* Exercise instructions *
Copy the records below exactly, leaving out every picture.

* Materials provided *
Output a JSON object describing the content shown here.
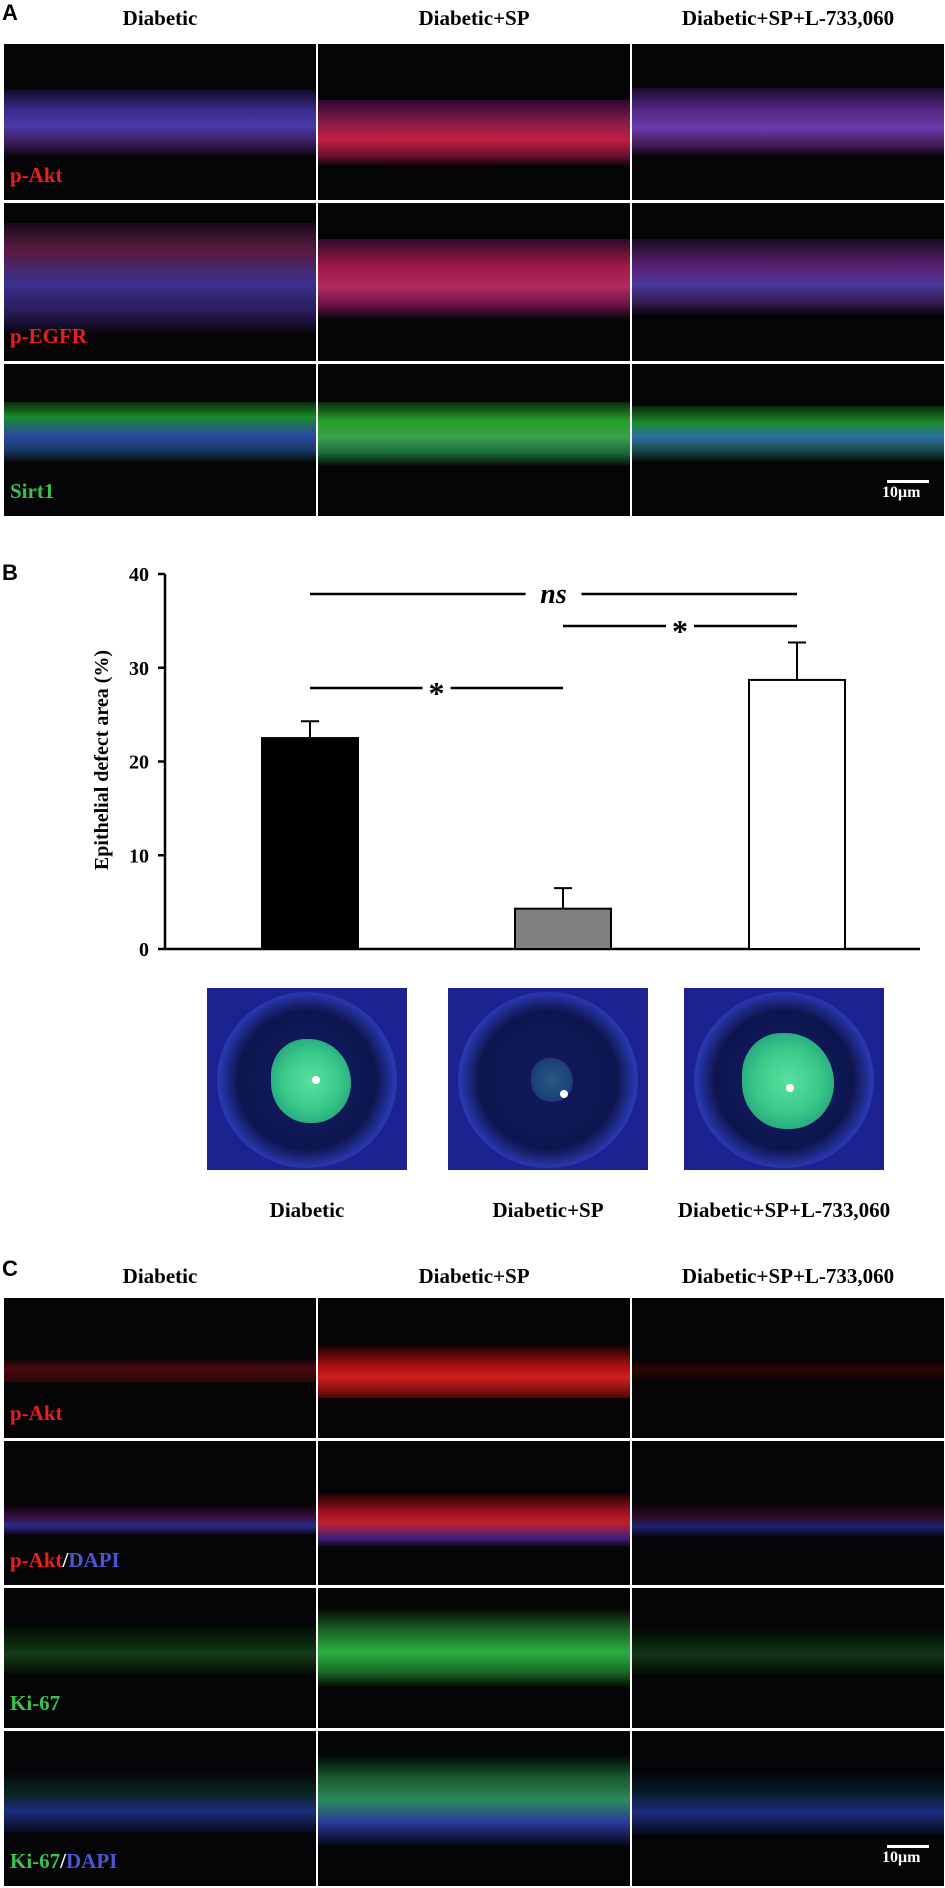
{
  "panel_a": {
    "letter": "A",
    "columns": [
      "Diabetic",
      "Diabetic+SP",
      "Diabetic+SP+L-733,060"
    ],
    "rows": [
      {
        "label": "p-Akt",
        "label_color": "#e8201c"
      },
      {
        "label": "p-EGFR",
        "label_color": "#e8201c"
      },
      {
        "label": "Sirt1",
        "label_color": "#37c44a"
      }
    ],
    "scale_bar": "10μm"
  },
  "panel_b": {
    "letter": "B",
    "chart_data": {
      "type": "bar",
      "categories": [
        "Diabetic",
        "Diabetic+SP",
        "Diabetic+SP+L-733,060"
      ],
      "values": [
        22.5,
        4.3,
        28.7
      ],
      "errors": [
        1.8,
        2.2,
        4.0
      ],
      "bar_colors": [
        "#000000",
        "#808080",
        "#ffffff"
      ],
      "ylabel": "Epithelial defect area (%)",
      "ylim": [
        0,
        40
      ],
      "yticks": [
        "0",
        "10",
        "20",
        "30",
        "40"
      ],
      "significance": [
        {
          "from": "Diabetic",
          "to": "Diabetic+SP+L-733,060",
          "label": "ns"
        },
        {
          "from": "Diabetic+SP",
          "to": "Diabetic+SP+L-733,060",
          "label": "*"
        },
        {
          "from": "Diabetic",
          "to": "Diabetic+SP",
          "label": "*"
        }
      ]
    },
    "eye_stain_fraction": [
      0.225,
      0.043,
      0.287
    ]
  },
  "panel_c": {
    "letter": "C",
    "columns": [
      "Diabetic",
      "Diabetic+SP",
      "Diabetic+SP+L-733,060"
    ],
    "rows": [
      {
        "label_parts": [
          {
            "text": "p-Akt",
            "color": "#e8201c"
          }
        ]
      },
      {
        "label_parts": [
          {
            "text": "p-Akt",
            "color": "#e8201c"
          },
          {
            "text": "/",
            "color": "#ffffff"
          },
          {
            "text": "DAPI",
            "color": "#4a55d8"
          }
        ]
      },
      {
        "label_parts": [
          {
            "text": "Ki-67",
            "color": "#37c44a"
          }
        ]
      },
      {
        "label_parts": [
          {
            "text": "Ki-67",
            "color": "#37c44a"
          },
          {
            "text": "/",
            "color": "#ffffff"
          },
          {
            "text": "DAPI",
            "color": "#4a55d8"
          }
        ]
      }
    ],
    "scale_bar": "10μm"
  }
}
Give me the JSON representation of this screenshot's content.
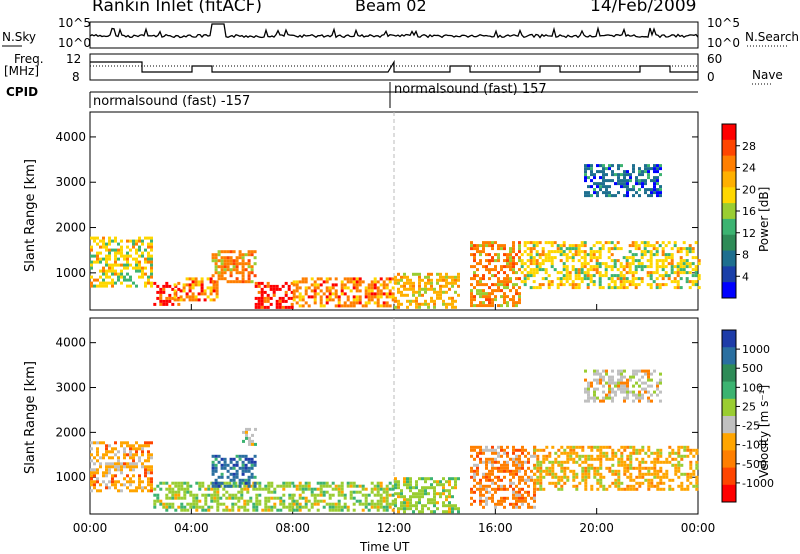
{
  "header": {
    "station": "Rankin Inlet (fitACF)",
    "beam": "Beam 02",
    "date": "14/Feb/2009"
  },
  "left_labels": {
    "nsky": "N.Sky",
    "freq": "Freq.",
    "mhz": "[MHz]",
    "cpid": "CPID"
  },
  "right_labels": {
    "nsearch": "N.Search",
    "nave": "Nave"
  },
  "top_ticks": {
    "noise_left": [
      "10^5",
      "10^0"
    ],
    "noise_right": [
      "10^5",
      "10^0"
    ],
    "freq_left": [
      "12",
      "8"
    ],
    "nave_right": [
      "60",
      "0"
    ]
  },
  "cpid": {
    "left": "normalsound (fast) -157",
    "right": "normalsound (fast) 157"
  },
  "axes": {
    "ylabel": "Slant Range [km]",
    "xlabel": "Time UT",
    "xticks": [
      "00:00",
      "04:00",
      "08:00",
      "12:00",
      "16:00",
      "20:00",
      "00:00"
    ],
    "yticks": [
      "1000",
      "2000",
      "3000",
      "4000"
    ]
  },
  "colorbars": {
    "power": {
      "label": "Power [dB]",
      "ticks": [
        "28",
        "24",
        "20",
        "16",
        "12",
        "8",
        "4"
      ],
      "colors": [
        "#ff0000",
        "#ff4500",
        "#ff7f00",
        "#ffb000",
        "#ffd700",
        "#9acd32",
        "#3cb371",
        "#2e8b57",
        "#1e6f8f",
        "#1a3fa8",
        "#0000ff"
      ]
    },
    "velocity": {
      "label": "Velocity [m s⁻¹]",
      "ticks": [
        "1000",
        "500",
        "100",
        "25",
        "-25",
        "-100",
        "-500",
        "-1000"
      ],
      "colors": [
        "#1e3ca8",
        "#2a6fa0",
        "#2e8b57",
        "#3cb371",
        "#9acd32",
        "#c0c0c0",
        "#ffa500",
        "#ff7f00",
        "#ff4500",
        "#ff0000"
      ]
    }
  },
  "chart_data": [
    {
      "type": "heatmap",
      "title": "Power [dB]",
      "xlabel": "Time UT",
      "ylabel": "Slant Range [km]",
      "xlim": [
        "00:00",
        "24:00"
      ],
      "ylim": [
        180,
        4550
      ],
      "value_range": [
        0,
        30
      ],
      "blobs": [
        {
          "t": [
            0.0,
            2.4
          ],
          "r": [
            700,
            1800
          ],
          "value": 18
        },
        {
          "t": [
            2.5,
            3.5
          ],
          "r": [
            300,
            800
          ],
          "value": 28
        },
        {
          "t": [
            3.3,
            5.0
          ],
          "r": [
            400,
            900
          ],
          "value": 24
        },
        {
          "t": [
            4.8,
            6.5
          ],
          "r": [
            800,
            1500
          ],
          "value": 22
        },
        {
          "t": [
            6.5,
            8.0
          ],
          "r": [
            250,
            800
          ],
          "value": 28
        },
        {
          "t": [
            8.0,
            12.0
          ],
          "r": [
            250,
            900
          ],
          "value": 24
        },
        {
          "t": [
            12.0,
            14.5
          ],
          "r": [
            250,
            1000
          ],
          "value": 20
        },
        {
          "t": [
            15.0,
            17.0
          ],
          "r": [
            300,
            1700
          ],
          "value": 22
        },
        {
          "t": [
            17.0,
            24.0
          ],
          "r": [
            700,
            1700
          ],
          "value": 18
        },
        {
          "t": [
            19.5,
            22.5
          ],
          "r": [
            2700,
            3400
          ],
          "value": 8
        }
      ]
    },
    {
      "type": "heatmap",
      "title": "Velocity [m s⁻¹]",
      "xlabel": "Time UT",
      "ylabel": "Slant Range [km]",
      "xlim": [
        "00:00",
        "24:00"
      ],
      "ylim": [
        180,
        4550
      ],
      "value_range": [
        -1000,
        1000
      ],
      "blobs": [
        {
          "t": [
            0.0,
            2.4
          ],
          "r": [
            700,
            1800
          ],
          "value": -300
        },
        {
          "t": [
            2.5,
            8.0
          ],
          "r": [
            250,
            900
          ],
          "value": 100
        },
        {
          "t": [
            4.8,
            6.5
          ],
          "r": [
            800,
            1500
          ],
          "value": 700
        },
        {
          "t": [
            6.0,
            6.5
          ],
          "r": [
            1700,
            2100
          ],
          "value": 0
        },
        {
          "t": [
            8.0,
            12.0
          ],
          "r": [
            250,
            900
          ],
          "value": 60
        },
        {
          "t": [
            12.0,
            14.5
          ],
          "r": [
            250,
            1000
          ],
          "value": 50
        },
        {
          "t": [
            15.0,
            17.5
          ],
          "r": [
            300,
            1700
          ],
          "value": -400
        },
        {
          "t": [
            17.5,
            24.0
          ],
          "r": [
            700,
            1700
          ],
          "value": -200
        },
        {
          "t": [
            19.5,
            22.5
          ],
          "r": [
            2700,
            3400
          ],
          "value": -150
        }
      ]
    }
  ]
}
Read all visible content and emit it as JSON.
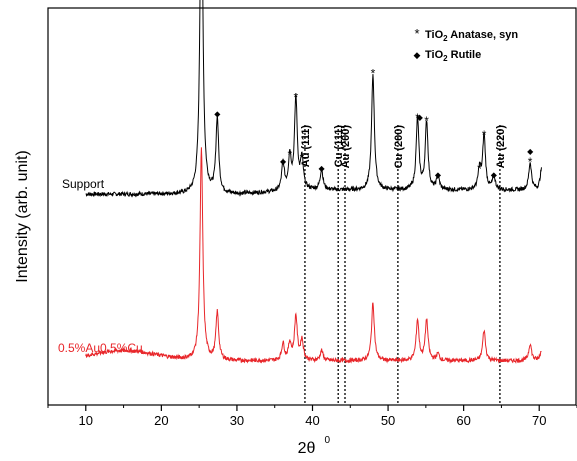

* Response to the exercise *
Output a JSON object describing the content shown here.
{
  "panel_a": {
    "letter": "A",
    "columns": [
      "Diabetic",
      "Diabetic+SP",
      "Diabetic+SP+L-733,060"
    ],
    "rows": [
      {
        "label": "p-Akt",
        "label_color": "#e8201c"
      },
      {
        "label": "p-EGFR",
        "label_color": "#e8201c"
      },
      {
        "label": "Sirt1",
        "label_color": "#37c44a"
      }
    ],
    "scale_bar": "10μm"
  },
  "panel_b": {
    "letter": "B",
    "chart_data": {
      "type": "bar",
      "categories": [
        "Diabetic",
        "Diabetic+SP",
        "Diabetic+SP+L-733,060"
      ],
      "values": [
        22.5,
        4.3,
        28.7
      ],
      "errors": [
        1.8,
        2.2,
        4.0
      ],
      "bar_colors": [
        "#000000",
        "#808080",
        "#ffffff"
      ],
      "ylabel": "Epithelial defect area (%)",
      "ylim": [
        0,
        40
      ],
      "yticks": [
        "0",
        "10",
        "20",
        "30",
        "40"
      ],
      "significance": [
        {
          "from": "Diabetic",
          "to": "Diabetic+SP+L-733,060",
          "label": "ns"
        },
        {
          "from": "Diabetic+SP",
          "to": "Diabetic+SP+L-733,060",
          "label": "*"
        },
        {
          "from": "Diabetic",
          "to": "Diabetic+SP",
          "label": "*"
        }
      ]
    },
    "eye_stain_fraction": [
      0.225,
      0.043,
      0.287
    ]
  },
  "panel_c": {
    "letter": "C",
    "columns": [
      "Diabetic",
      "Diabetic+SP",
      "Diabetic+SP+L-733,060"
    ],
    "rows": [
      {
        "label_parts": [
          {
            "text": "p-Akt",
            "color": "#e8201c"
          }
        ]
      },
      {
        "label_parts": [
          {
            "text": "p-Akt",
            "color": "#e8201c"
          },
          {
            "text": "/",
            "color": "#ffffff"
          },
          {
            "text": "DAPI",
            "color": "#4a55d8"
          }
        ]
      },
      {
        "label_parts": [
          {
            "text": "Ki-67",
            "color": "#37c44a"
          }
        ]
      },
      {
        "label_parts": [
          {
            "text": "Ki-67",
            "color": "#37c44a"
          },
          {
            "text": "/",
            "color": "#ffffff"
          },
          {
            "text": "DAPI",
            "color": "#4a55d8"
          }
        ]
      }
    ],
    "scale_bar": "10μm"
  }
}
Give me the JSON representation of this screenshot's content.
{
  "header": {
    "station": "Rankin Inlet (fitACF)",
    "beam": "Beam 02",
    "date": "14/Feb/2009"
  },
  "left_labels": {
    "nsky": "N.Sky",
    "freq": "Freq.",
    "mhz": "[MHz]",
    "cpid": "CPID"
  },
  "right_labels": {
    "nsearch": "N.Search",
    "nave": "Nave"
  },
  "top_ticks": {
    "noise_left": [
      "10^5",
      "10^0"
    ],
    "noise_right": [
      "10^5",
      "10^0"
    ],
    "freq_left": [
      "12",
      "8"
    ],
    "nave_right": [
      "60",
      "0"
    ]
  },
  "cpid": {
    "left": "normalsound (fast) -157",
    "right": "normalsound (fast) 157"
  },
  "axes": {
    "ylabel": "Slant Range [km]",
    "xlabel": "Time UT",
    "xticks": [
      "00:00",
      "04:00",
      "08:00",
      "12:00",
      "16:00",
      "20:00",
      "00:00"
    ],
    "yticks": [
      "1000",
      "2000",
      "3000",
      "4000"
    ]
  },
  "colorbars": {
    "power": {
      "label": "Power [dB]",
      "ticks": [
        "28",
        "24",
        "20",
        "16",
        "12",
        "8",
        "4"
      ],
      "colors": [
        "#ff0000",
        "#ff4500",
        "#ff7f00",
        "#ffb000",
        "#ffd700",
        "#9acd32",
        "#3cb371",
        "#2e8b57",
        "#1e6f8f",
        "#1a3fa8",
        "#0000ff"
      ]
    },
    "velocity": {
      "label": "Velocity [m s⁻¹]",
      "ticks": [
        "1000",
        "500",
        "100",
        "25",
        "-25",
        "-100",
        "-500",
        "-1000"
      ],
      "colors": [
        "#1e3ca8",
        "#2a6fa0",
        "#2e8b57",
        "#3cb371",
        "#9acd32",
        "#c0c0c0",
        "#ffa500",
        "#ff7f00",
        "#ff4500",
        "#ff0000"
      ]
    }
  },
  "chart_data": [
    {
      "type": "heatmap",
      "title": "Power [dB]",
      "xlabel": "Time UT",
      "ylabel": "Slant Range [km]",
      "xlim": [
        "00:00",
        "24:00"
      ],
      "ylim": [
        180,
        4550
      ],
      "value_range": [
        0,
        30
      ],
      "blobs": [
        {
          "t": [
            0.0,
            2.4
          ],
          "r": [
            700,
            1800
          ],
          "value": 18
        },
        {
          "t": [
            2.5,
            3.5
          ],
          "r": [
            300,
            800
          ],
          "value": 28
        },
        {
          "t": [
            3.3,
            5.0
          ],
          "r": [
            400,
            900
          ],
          "value": 24
        },
        {
          "t": [
            4.8,
            6.5
          ],
          "r": [
            800,
            1500
          ],
          "value": 22
        },
        {
          "t": [
            6.5,
            8.0
          ],
          "r": [
            250,
            800
          ],
          "value": 28
        },
        {
          "t": [
            8.0,
            12.0
          ],
          "r": [
            250,
            900
          ],
          "value": 24
        },
        {
          "t": [
            12.0,
            14.5
          ],
          "r": [
            250,
            1000
          ],
          "value": 20
        },
        {
          "t": [
            15.0,
            17.0
          ],
          "r": [
            300,
            1700
          ],
          "value": 22
        },
        {
          "t": [
            17.0,
            24.0
          ],
          "r": [
            700,
            1700
          ],
          "value": 18
        },
        {
          "t": [
            19.5,
            22.5
          ],
          "r": [
            2700,
            3400
          ],
          "value": 8
        }
      ]
    },
    {
      "type": "heatmap",
      "title": "Velocity [m s⁻¹]",
      "xlabel": "Time UT",
      "ylabel": "Slant Range [km]",
      "xlim": [
        "00:00",
        "24:00"
      ],
      "ylim": [
        180,
        4550
      ],
      "value_range": [
        -1000,
        1000
      ],
      "blobs": [
        {
          "t": [
            0.0,
            2.4
          ],
          "r": [
            700,
            1800
          ],
          "value": -300
        },
        {
          "t": [
            2.5,
            8.0
          ],
          "r": [
            250,
            900
          ],
          "value": 100
        },
        {
          "t": [
            4.8,
            6.5
          ],
          "r": [
            800,
            1500
          ],
          "value": 700
        },
        {
          "t": [
            6.0,
            6.5
          ],
          "r": [
            1700,
            2100
          ],
          "value": 0
        },
        {
          "t": [
            8.0,
            12.0
          ],
          "r": [
            250,
            900
          ],
          "value": 60
        },
        {
          "t": [
            12.0,
            14.5
          ],
          "r": [
            250,
            1000
          ],
          "value": 50
        },
        {
          "t": [
            15.0,
            17.5
          ],
          "r": [
            300,
            1700
          ],
          "value": -400
        },
        {
          "t": [
            17.5,
            24.0
          ],
          "r": [
            700,
            1700
          ],
          "value": -200
        },
        {
          "t": [
            19.5,
            22.5
          ],
          "r": [
            2700,
            3400
          ],
          "value": -150
        }
      ]
    }
  ]
}
Read all visible content and emit it as JSON.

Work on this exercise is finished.